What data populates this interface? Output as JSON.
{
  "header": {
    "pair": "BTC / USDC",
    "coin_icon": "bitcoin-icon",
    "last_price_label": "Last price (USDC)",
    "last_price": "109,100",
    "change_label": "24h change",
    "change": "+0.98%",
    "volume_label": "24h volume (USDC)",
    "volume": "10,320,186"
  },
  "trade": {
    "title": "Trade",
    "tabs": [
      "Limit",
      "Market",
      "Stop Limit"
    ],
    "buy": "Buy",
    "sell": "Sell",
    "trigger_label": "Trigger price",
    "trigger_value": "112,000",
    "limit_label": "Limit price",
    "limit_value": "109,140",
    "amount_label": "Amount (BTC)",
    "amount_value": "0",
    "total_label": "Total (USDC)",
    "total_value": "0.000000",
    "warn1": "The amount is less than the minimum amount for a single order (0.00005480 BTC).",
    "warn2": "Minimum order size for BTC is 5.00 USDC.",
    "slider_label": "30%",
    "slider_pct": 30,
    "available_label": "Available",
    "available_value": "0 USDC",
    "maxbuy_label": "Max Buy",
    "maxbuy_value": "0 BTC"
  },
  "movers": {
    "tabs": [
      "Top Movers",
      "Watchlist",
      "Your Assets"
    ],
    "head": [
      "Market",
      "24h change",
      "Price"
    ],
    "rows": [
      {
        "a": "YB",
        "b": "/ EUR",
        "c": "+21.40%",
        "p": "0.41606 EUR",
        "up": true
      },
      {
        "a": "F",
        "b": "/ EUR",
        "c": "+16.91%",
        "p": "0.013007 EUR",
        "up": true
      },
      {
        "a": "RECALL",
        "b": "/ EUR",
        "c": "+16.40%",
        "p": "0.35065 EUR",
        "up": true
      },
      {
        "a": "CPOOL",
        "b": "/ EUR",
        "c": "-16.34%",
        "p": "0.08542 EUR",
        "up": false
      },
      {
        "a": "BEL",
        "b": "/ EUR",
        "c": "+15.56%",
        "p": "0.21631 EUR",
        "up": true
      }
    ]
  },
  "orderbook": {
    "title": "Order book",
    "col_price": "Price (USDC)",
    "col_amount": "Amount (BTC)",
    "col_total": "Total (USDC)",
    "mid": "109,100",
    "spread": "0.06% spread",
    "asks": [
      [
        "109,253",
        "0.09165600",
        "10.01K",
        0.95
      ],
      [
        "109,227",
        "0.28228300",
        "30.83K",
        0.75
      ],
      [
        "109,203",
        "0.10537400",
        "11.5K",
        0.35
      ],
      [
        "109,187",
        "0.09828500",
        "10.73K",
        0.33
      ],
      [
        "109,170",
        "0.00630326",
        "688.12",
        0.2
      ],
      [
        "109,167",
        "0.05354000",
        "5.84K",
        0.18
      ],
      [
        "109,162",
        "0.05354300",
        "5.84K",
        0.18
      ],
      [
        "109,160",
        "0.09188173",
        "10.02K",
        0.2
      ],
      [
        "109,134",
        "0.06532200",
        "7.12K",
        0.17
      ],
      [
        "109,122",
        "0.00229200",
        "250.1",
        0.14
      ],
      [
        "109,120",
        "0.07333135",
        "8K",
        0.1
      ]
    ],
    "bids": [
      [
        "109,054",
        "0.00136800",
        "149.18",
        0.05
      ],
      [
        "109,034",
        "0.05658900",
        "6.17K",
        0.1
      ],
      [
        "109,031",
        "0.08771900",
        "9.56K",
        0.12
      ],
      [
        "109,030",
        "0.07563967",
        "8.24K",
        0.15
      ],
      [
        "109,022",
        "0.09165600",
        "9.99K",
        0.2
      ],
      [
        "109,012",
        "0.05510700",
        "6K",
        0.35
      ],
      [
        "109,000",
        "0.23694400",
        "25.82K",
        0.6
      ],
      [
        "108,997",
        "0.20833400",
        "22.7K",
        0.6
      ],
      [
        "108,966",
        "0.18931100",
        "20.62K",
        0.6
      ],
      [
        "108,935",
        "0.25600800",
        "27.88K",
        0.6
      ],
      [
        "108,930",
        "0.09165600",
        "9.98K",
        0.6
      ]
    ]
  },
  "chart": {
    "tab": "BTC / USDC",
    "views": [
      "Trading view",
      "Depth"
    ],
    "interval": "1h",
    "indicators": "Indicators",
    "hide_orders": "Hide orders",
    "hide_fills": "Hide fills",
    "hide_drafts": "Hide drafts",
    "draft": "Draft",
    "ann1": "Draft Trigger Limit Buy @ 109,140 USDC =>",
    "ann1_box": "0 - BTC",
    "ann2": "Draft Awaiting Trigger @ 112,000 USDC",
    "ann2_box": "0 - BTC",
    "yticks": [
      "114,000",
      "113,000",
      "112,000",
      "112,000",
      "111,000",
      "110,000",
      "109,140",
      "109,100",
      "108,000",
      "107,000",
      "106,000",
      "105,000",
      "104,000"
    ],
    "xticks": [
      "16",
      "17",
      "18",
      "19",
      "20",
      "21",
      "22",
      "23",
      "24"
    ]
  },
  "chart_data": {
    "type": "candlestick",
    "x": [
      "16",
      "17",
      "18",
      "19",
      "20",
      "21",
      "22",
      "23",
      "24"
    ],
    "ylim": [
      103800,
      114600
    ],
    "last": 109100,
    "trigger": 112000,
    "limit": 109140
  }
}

┄┄┄┄┄┄┄┄┄┄

TO BE DONE: Repeat the data in its entirety, character for character.

COMPLETED TASK:
What data populates this interface? Output as JSON.
{
  "header": {
    "pair": "BTC / USDC",
    "coin_icon": "bitcoin-icon",
    "last_price_label": "Last price (USDC)",
    "last_price": "109,100",
    "change_label": "24h change",
    "change": "+0.98%",
    "volume_label": "24h volume (USDC)",
    "volume": "10,320,186"
  },
  "trade": {
    "title": "Trade",
    "tabs": [
      "Limit",
      "Market",
      "Stop Limit"
    ],
    "buy": "Buy",
    "sell": "Sell",
    "trigger_label": "Trigger price",
    "trigger_value": "112,000",
    "limit_label": "Limit price",
    "limit_value": "109,140",
    "amount_label": "Amount (BTC)",
    "amount_value": "0",
    "total_label": "Total (USDC)",
    "total_value": "0.000000",
    "warn1": "The amount is less than the minimum amount for a single order (0.00005480 BTC).",
    "warn2": "Minimum order size for BTC is 5.00 USDC.",
    "slider_label": "30%",
    "slider_pct": 30,
    "available_label": "Available",
    "available_value": "0 USDC",
    "maxbuy_label": "Max Buy",
    "maxbuy_value": "0 BTC"
  },
  "movers": {
    "tabs": [
      "Top Movers",
      "Watchlist",
      "Your Assets"
    ],
    "head": [
      "Market",
      "24h change",
      "Price"
    ],
    "rows": [
      {
        "a": "YB",
        "b": "/ EUR",
        "c": "+21.40%",
        "p": "0.41606 EUR",
        "up": true
      },
      {
        "a": "F",
        "b": "/ EUR",
        "c": "+16.91%",
        "p": "0.013007 EUR",
        "up": true
      },
      {
        "a": "RECALL",
        "b": "/ EUR",
        "c": "+16.40%",
        "p": "0.35065 EUR",
        "up": true
      },
      {
        "a": "CPOOL",
        "b": "/ EUR",
        "c": "-16.34%",
        "p": "0.08542 EUR",
        "up": false
      },
      {
        "a": "BEL",
        "b": "/ EUR",
        "c": "+15.56%",
        "p": "0.21631 EUR",
        "up": true
      }
    ]
  },
  "orderbook": {
    "title": "Order book",
    "col_price": "Price (USDC)",
    "col_amount": "Amount (BTC)",
    "col_total": "Total (USDC)",
    "mid": "109,100",
    "spread": "0.06% spread",
    "asks": [
      [
        "109,253",
        "0.09165600",
        "10.01K",
        0.95
      ],
      [
        "109,227",
        "0.28228300",
        "30.83K",
        0.75
      ],
      [
        "109,203",
        "0.10537400",
        "11.5K",
        0.35
      ],
      [
        "109,187",
        "0.09828500",
        "10.73K",
        0.33
      ],
      [
        "109,170",
        "0.00630326",
        "688.12",
        0.2
      ],
      [
        "109,167",
        "0.05354000",
        "5.84K",
        0.18
      ],
      [
        "109,162",
        "0.05354300",
        "5.84K",
        0.18
      ],
      [
        "109,160",
        "0.09188173",
        "10.02K",
        0.2
      ],
      [
        "109,134",
        "0.06532200",
        "7.12K",
        0.17
      ],
      [
        "109,122",
        "0.00229200",
        "250.1",
        0.14
      ],
      [
        "109,120",
        "0.07333135",
        "8K",
        0.1
      ]
    ],
    "bids": [
      [
        "109,054",
        "0.00136800",
        "149.18",
        0.05
      ],
      [
        "109,034",
        "0.05658900",
        "6.17K",
        0.1
      ],
      [
        "109,031",
        "0.08771900",
        "9.56K",
        0.12
      ],
      [
        "109,030",
        "0.07563967",
        "8.24K",
        0.15
      ],
      [
        "109,022",
        "0.09165600",
        "9.99K",
        0.2
      ],
      [
        "109,012",
        "0.05510700",
        "6K",
        0.35
      ],
      [
        "109,000",
        "0.23694400",
        "25.82K",
        0.6
      ],
      [
        "108,997",
        "0.20833400",
        "22.7K",
        0.6
      ],
      [
        "108,966",
        "0.18931100",
        "20.62K",
        0.6
      ],
      [
        "108,935",
        "0.25600800",
        "27.88K",
        0.6
      ],
      [
        "108,930",
        "0.09165600",
        "9.98K",
        0.6
      ]
    ]
  },
  "chart": {
    "tab": "BTC / USDC",
    "views": [
      "Trading view",
      "Depth"
    ],
    "interval": "1h",
    "indicators": "Indicators",
    "hide_orders": "Hide orders",
    "hide_fills": "Hide fills",
    "hide_drafts": "Hide drafts",
    "draft": "Draft",
    "ann1": "Draft Trigger Limit Buy @ 109,140 USDC =>",
    "ann1_box": "0 - BTC",
    "ann2": "Draft Awaiting Trigger @ 112,000 USDC",
    "ann2_box": "0 - BTC",
    "yticks": [
      "114,000",
      "113,000",
      "112,000",
      "112,000",
      "111,000",
      "110,000",
      "109,140",
      "109,100",
      "108,000",
      "107,000",
      "106,000",
      "105,000",
      "104,000"
    ],
    "xticks": [
      "16",
      "17",
      "18",
      "19",
      "20",
      "21",
      "22",
      "23",
      "24"
    ]
  },
  "chart_data": {
    "type": "candlestick",
    "x": [
      "16",
      "17",
      "18",
      "19",
      "20",
      "21",
      "22",
      "23",
      "24"
    ],
    "ylim": [
      103800,
      114600
    ],
    "last": 109100,
    "trigger": 112000,
    "limit": 109140
  }
}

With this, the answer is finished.